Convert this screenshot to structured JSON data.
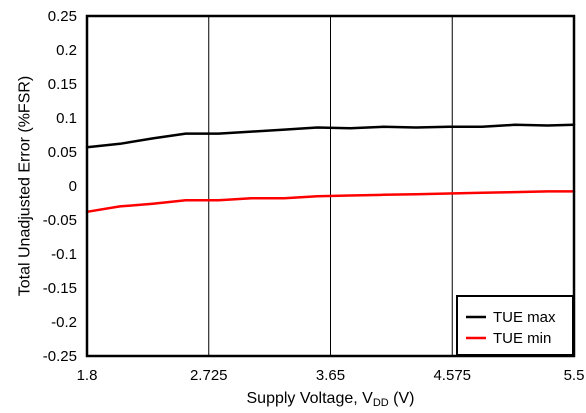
{
  "chart_data": {
    "type": "line",
    "xlabel": "Supply Voltage, V",
    "xlabel_subscript": "DD",
    "xlabel_suffix": " (V)",
    "ylabel": "Total Unadjusted Error (%FSR)",
    "xlim": [
      1.8,
      5.5
    ],
    "ylim": [
      -0.25,
      0.25
    ],
    "x_ticks": [
      1.8,
      2.725,
      3.65,
      4.575,
      5.5
    ],
    "x_tick_labels": [
      "1.8",
      "2.725",
      "3.65",
      "4.575",
      "5.5"
    ],
    "y_ticks": [
      0.25,
      0.2,
      0.15,
      0.1,
      0.05,
      0,
      -0.05,
      -0.1,
      -0.15,
      -0.2,
      -0.25
    ],
    "y_tick_labels": [
      "0.25",
      "0.2",
      "0.15",
      "0.1",
      "0.05",
      "0",
      "-0.05",
      "-0.1",
      "-0.15",
      "-0.2",
      "-0.25"
    ],
    "grid": true,
    "legend_position": "bottom-right",
    "series": [
      {
        "name": "TUE max",
        "color": "#000000",
        "x": [
          1.8,
          2.05,
          2.3,
          2.55,
          2.8,
          3.05,
          3.3,
          3.55,
          3.8,
          4.05,
          4.3,
          4.55,
          4.8,
          5.05,
          5.3,
          5.5
        ],
        "y": [
          0.057,
          0.062,
          0.07,
          0.077,
          0.077,
          0.08,
          0.083,
          0.086,
          0.085,
          0.087,
          0.086,
          0.087,
          0.087,
          0.09,
          0.089,
          0.09
        ]
      },
      {
        "name": "TUE min",
        "color": "#ff0000",
        "x": [
          1.8,
          2.05,
          2.3,
          2.55,
          2.8,
          3.05,
          3.3,
          3.55,
          3.8,
          4.05,
          4.3,
          4.55,
          4.8,
          5.05,
          5.3,
          5.5
        ],
        "y": [
          -0.038,
          -0.03,
          -0.026,
          -0.021,
          -0.021,
          -0.018,
          -0.018,
          -0.015,
          -0.014,
          -0.013,
          -0.012,
          -0.011,
          -0.01,
          -0.009,
          -0.008,
          -0.008
        ]
      }
    ]
  }
}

------------------------

## [Task to carry out]
Return the listing above unchanged, apart from dropping its pictures.

## [Solution to this task]
Convert this screenshot to structured JSON data.
{
  "chart_data": {
    "type": "line",
    "xlabel": "Supply Voltage, V",
    "xlabel_subscript": "DD",
    "xlabel_suffix": " (V)",
    "ylabel": "Total Unadjusted Error (%FSR)",
    "xlim": [
      1.8,
      5.5
    ],
    "ylim": [
      -0.25,
      0.25
    ],
    "x_ticks": [
      1.8,
      2.725,
      3.65,
      4.575,
      5.5
    ],
    "x_tick_labels": [
      "1.8",
      "2.725",
      "3.65",
      "4.575",
      "5.5"
    ],
    "y_ticks": [
      0.25,
      0.2,
      0.15,
      0.1,
      0.05,
      0,
      -0.05,
      -0.1,
      -0.15,
      -0.2,
      -0.25
    ],
    "y_tick_labels": [
      "0.25",
      "0.2",
      "0.15",
      "0.1",
      "0.05",
      "0",
      "-0.05",
      "-0.1",
      "-0.15",
      "-0.2",
      "-0.25"
    ],
    "grid": true,
    "legend_position": "bottom-right",
    "series": [
      {
        "name": "TUE max",
        "color": "#000000",
        "x": [
          1.8,
          2.05,
          2.3,
          2.55,
          2.8,
          3.05,
          3.3,
          3.55,
          3.8,
          4.05,
          4.3,
          4.55,
          4.8,
          5.05,
          5.3,
          5.5
        ],
        "y": [
          0.057,
          0.062,
          0.07,
          0.077,
          0.077,
          0.08,
          0.083,
          0.086,
          0.085,
          0.087,
          0.086,
          0.087,
          0.087,
          0.09,
          0.089,
          0.09
        ]
      },
      {
        "name": "TUE min",
        "color": "#ff0000",
        "x": [
          1.8,
          2.05,
          2.3,
          2.55,
          2.8,
          3.05,
          3.3,
          3.55,
          3.8,
          4.05,
          4.3,
          4.55,
          4.8,
          5.05,
          5.3,
          5.5
        ],
        "y": [
          -0.038,
          -0.03,
          -0.026,
          -0.021,
          -0.021,
          -0.018,
          -0.018,
          -0.015,
          -0.014,
          -0.013,
          -0.012,
          -0.011,
          -0.01,
          -0.009,
          -0.008,
          -0.008
        ]
      }
    ]
  }
}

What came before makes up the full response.